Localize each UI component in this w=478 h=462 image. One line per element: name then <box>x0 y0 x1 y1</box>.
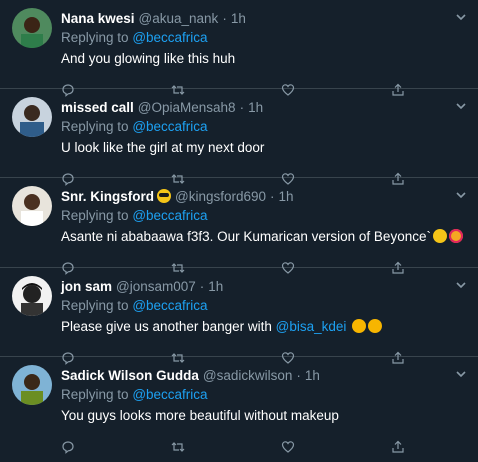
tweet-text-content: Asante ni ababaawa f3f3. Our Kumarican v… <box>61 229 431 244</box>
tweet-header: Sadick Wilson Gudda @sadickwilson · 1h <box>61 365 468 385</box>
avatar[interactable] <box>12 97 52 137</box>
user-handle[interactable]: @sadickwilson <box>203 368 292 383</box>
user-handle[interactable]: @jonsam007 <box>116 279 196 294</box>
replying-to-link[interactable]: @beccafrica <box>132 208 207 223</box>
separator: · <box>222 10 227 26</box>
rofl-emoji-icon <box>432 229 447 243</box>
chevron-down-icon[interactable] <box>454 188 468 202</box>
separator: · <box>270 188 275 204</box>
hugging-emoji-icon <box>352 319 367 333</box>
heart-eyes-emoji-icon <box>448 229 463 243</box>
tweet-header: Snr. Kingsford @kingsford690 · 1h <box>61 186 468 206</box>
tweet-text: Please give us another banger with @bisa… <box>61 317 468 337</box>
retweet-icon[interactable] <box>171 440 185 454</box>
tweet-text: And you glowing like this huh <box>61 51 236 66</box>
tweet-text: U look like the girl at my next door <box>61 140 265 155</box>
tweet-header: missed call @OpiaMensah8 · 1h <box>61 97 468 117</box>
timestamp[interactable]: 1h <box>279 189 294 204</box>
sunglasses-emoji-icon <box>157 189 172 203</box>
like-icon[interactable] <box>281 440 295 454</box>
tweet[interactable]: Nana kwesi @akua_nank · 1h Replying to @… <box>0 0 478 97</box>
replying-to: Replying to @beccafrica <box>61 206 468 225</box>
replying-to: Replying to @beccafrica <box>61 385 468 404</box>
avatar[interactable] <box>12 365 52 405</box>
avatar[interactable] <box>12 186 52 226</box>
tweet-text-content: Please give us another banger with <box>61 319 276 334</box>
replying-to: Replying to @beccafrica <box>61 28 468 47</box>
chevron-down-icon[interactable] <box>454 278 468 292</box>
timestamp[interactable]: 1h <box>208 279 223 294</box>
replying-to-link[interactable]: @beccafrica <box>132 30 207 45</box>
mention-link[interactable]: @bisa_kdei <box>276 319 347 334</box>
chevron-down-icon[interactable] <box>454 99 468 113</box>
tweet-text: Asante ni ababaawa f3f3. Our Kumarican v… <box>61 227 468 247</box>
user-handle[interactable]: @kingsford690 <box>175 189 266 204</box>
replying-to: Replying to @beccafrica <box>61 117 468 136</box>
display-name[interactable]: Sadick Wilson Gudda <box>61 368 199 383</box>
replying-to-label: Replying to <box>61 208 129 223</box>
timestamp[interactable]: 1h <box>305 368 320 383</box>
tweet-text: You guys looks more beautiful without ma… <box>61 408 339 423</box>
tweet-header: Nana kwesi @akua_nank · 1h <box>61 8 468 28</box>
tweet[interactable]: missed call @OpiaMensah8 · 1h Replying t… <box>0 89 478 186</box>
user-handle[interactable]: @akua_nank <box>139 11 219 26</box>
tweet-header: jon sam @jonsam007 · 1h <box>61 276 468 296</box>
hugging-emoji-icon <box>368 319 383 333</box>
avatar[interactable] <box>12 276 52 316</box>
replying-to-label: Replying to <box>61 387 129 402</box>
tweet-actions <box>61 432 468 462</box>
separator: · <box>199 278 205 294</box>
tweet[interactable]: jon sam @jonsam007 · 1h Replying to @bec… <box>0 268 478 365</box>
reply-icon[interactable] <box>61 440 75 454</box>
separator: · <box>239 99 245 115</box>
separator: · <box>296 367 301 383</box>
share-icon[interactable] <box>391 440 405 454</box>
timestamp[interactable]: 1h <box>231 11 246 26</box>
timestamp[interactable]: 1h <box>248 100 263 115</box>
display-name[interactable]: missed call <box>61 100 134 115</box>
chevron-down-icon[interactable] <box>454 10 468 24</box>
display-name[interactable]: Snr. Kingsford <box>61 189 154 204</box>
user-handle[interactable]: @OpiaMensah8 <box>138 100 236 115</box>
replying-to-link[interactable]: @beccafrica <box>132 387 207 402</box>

+++

Description of the task -
Convert the listing above into a numbered list, one item per line, skipping any blank lines. Leave the picture out of your answer.

The result -
1. Localize each UI component in this w=478 h=462 image. One line per element: name then <box>x0 y0 x1 y1</box>.
2. tweet-text-content: Asante ni ababaawa f3f3. Our Kumarican v… <box>61 229 431 244</box>
3. tweet-header: Sadick Wilson Gudda @sadickwilson · 1h <box>61 365 468 385</box>
4. avatar[interactable] <box>12 97 52 137</box>
5. user-handle[interactable]: @sadickwilson <box>203 368 292 383</box>
6. user-handle[interactable]: @jonsam007 <box>116 279 196 294</box>
7. replying-to-link[interactable]: @beccafrica <box>132 208 207 223</box>
8. separator: · <box>222 10 227 26</box>
9. rofl-emoji-icon <box>432 229 447 243</box>
10. chevron-down-icon[interactable] <box>454 188 468 202</box>
11. separator: · <box>270 188 275 204</box>
12. hugging-emoji-icon <box>352 319 367 333</box>
13. heart-eyes-emoji-icon <box>448 229 463 243</box>
14. tweet-header: Snr. Kingsford @kingsford690 · 1h <box>61 186 468 206</box>
15. tweet-text: Please give us another banger with @bisa… <box>61 317 468 337</box>
16. retweet-icon[interactable] <box>171 440 185 454</box>
17. tweet-text: And you glowing like this huh <box>61 51 236 66</box>
18. tweet-text: U look like the girl at my next door <box>61 140 265 155</box>
19. tweet-header: missed call @OpiaMensah8 · 1h <box>61 97 468 117</box>
20. timestamp[interactable]: 1h <box>279 189 294 204</box>
21. sunglasses-emoji-icon <box>157 189 172 203</box>
22. like-icon[interactable] <box>281 440 295 454</box>
23. tweet[interactable]: Nana kwesi @akua_nank · 1h Replying to @… <box>0 0 478 97</box>
24. replying-to: Replying to @beccafrica <box>61 206 468 225</box>
25. replying-to: Replying to @beccafrica <box>61 385 468 404</box>
26. avatar[interactable] <box>12 365 52 405</box>
27. avatar[interactable] <box>12 186 52 226</box>
28. tweet-text-content: Please give us another banger with <box>61 319 276 334</box>
29. replying-to: Replying to @beccafrica <box>61 28 468 47</box>
30. chevron-down-icon[interactable] <box>454 278 468 292</box>
31. timestamp[interactable]: 1h <box>208 279 223 294</box>
32. replying-to-link[interactable]: @beccafrica <box>132 30 207 45</box>
33. mention-link[interactable]: @bisa_kdei <box>276 319 347 334</box>
34. chevron-down-icon[interactable] <box>454 99 468 113</box>
35. tweet-text: Asante ni ababaawa f3f3. Our Kumarican v… <box>61 227 468 247</box>
36. user-handle[interactable]: @kingsford690 <box>175 189 266 204</box>
37. replying-to: Replying to @beccafrica <box>61 117 468 136</box>
38. display-name[interactable]: Sadick Wilson Gudda <box>61 368 199 383</box>
39. replying-to-label: Replying to <box>61 208 129 223</box>
40. timestamp[interactable]: 1h <box>305 368 320 383</box>
41. tweet-text: You guys looks more beautiful without ma… <box>61 408 339 423</box>
42. tweet-header: Nana kwesi @akua_nank · 1h <box>61 8 468 28</box>
43. tweet[interactable]: missed call @OpiaMensah8 · 1h Replying t… <box>0 89 478 186</box>
44. user-handle[interactable]: @akua_nank <box>139 11 219 26</box>
45. tweet-header: jon sam @jonsam007 · 1h <box>61 276 468 296</box>
46. hugging-emoji-icon <box>368 319 383 333</box>
47. avatar[interactable] <box>12 276 52 316</box>
48. replying-to-label: Replying to <box>61 387 129 402</box>
49. tweet-actions <box>61 432 468 462</box>
50. separator: · <box>199 278 205 294</box>
51. tweet[interactable]: jon sam @jonsam007 · 1h Replying to @bec… <box>0 268 478 365</box>
52. reply-icon[interactable] <box>61 440 75 454</box>
53. separator: · <box>239 99 245 115</box>
54. separator: · <box>296 367 301 383</box>
55. share-icon[interactable] <box>391 440 405 454</box>
56. timestamp[interactable]: 1h <box>231 11 246 26</box>
57. timestamp[interactable]: 1h <box>248 100 263 115</box>
58. display-name[interactable]: missed call <box>61 100 134 115</box>
59. chevron-down-icon[interactable] <box>454 10 468 24</box>
60. display-name[interactable]: Snr. Kingsford <box>61 189 154 204</box>
61. user-handle[interactable]: @OpiaMensah8 <box>138 100 236 115</box>
62. replying-to-link[interactable]: @beccafrica <box>132 387 207 402</box>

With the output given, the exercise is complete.